WHAT IS NEEDED: Skip every image and restate the data word for word.
-- begin EXTRACTED RECORDS --
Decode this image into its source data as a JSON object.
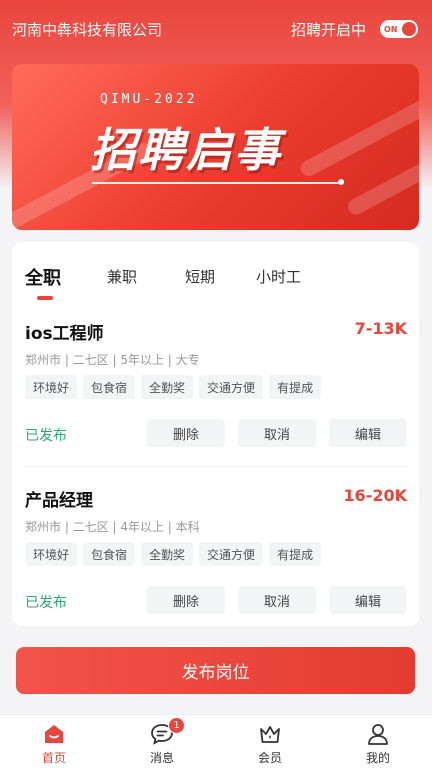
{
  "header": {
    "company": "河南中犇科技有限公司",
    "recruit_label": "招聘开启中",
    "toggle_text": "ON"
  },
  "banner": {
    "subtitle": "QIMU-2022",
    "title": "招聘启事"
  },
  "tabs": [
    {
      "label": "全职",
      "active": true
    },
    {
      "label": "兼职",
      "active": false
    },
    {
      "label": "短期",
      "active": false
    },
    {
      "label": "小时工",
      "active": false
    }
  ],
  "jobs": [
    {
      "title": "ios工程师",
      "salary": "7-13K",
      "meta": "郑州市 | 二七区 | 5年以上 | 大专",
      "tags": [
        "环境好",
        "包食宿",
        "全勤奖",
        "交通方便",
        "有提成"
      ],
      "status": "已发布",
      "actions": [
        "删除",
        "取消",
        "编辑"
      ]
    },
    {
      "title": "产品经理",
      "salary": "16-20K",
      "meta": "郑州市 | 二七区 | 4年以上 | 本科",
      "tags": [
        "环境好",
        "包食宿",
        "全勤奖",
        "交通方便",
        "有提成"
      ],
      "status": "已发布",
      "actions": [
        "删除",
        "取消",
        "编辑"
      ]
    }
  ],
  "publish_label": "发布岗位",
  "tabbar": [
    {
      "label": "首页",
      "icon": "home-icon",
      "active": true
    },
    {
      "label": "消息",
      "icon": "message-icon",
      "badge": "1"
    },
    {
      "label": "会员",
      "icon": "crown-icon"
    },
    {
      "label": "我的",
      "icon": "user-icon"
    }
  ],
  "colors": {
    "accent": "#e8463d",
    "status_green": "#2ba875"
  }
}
-- end EXTRACTED RECORDS --
RESPONSE TO THIS TASK:
Decode this image into its source data as a JSON object.
{
  "header": {
    "company": "河南中犇科技有限公司",
    "recruit_label": "招聘开启中",
    "toggle_text": "ON"
  },
  "banner": {
    "subtitle": "QIMU-2022",
    "title": "招聘启事"
  },
  "tabs": [
    {
      "label": "全职",
      "active": true
    },
    {
      "label": "兼职",
      "active": false
    },
    {
      "label": "短期",
      "active": false
    },
    {
      "label": "小时工",
      "active": false
    }
  ],
  "jobs": [
    {
      "title": "ios工程师",
      "salary": "7-13K",
      "meta": "郑州市 | 二七区 | 5年以上 | 大专",
      "tags": [
        "环境好",
        "包食宿",
        "全勤奖",
        "交通方便",
        "有提成"
      ],
      "status": "已发布",
      "actions": [
        "删除",
        "取消",
        "编辑"
      ]
    },
    {
      "title": "产品经理",
      "salary": "16-20K",
      "meta": "郑州市 | 二七区 | 4年以上 | 本科",
      "tags": [
        "环境好",
        "包食宿",
        "全勤奖",
        "交通方便",
        "有提成"
      ],
      "status": "已发布",
      "actions": [
        "删除",
        "取消",
        "编辑"
      ]
    }
  ],
  "publish_label": "发布岗位",
  "tabbar": [
    {
      "label": "首页",
      "icon": "home-icon",
      "active": true
    },
    {
      "label": "消息",
      "icon": "message-icon",
      "badge": "1"
    },
    {
      "label": "会员",
      "icon": "crown-icon"
    },
    {
      "label": "我的",
      "icon": "user-icon"
    }
  ],
  "colors": {
    "accent": "#e8463d",
    "status_green": "#2ba875"
  }
}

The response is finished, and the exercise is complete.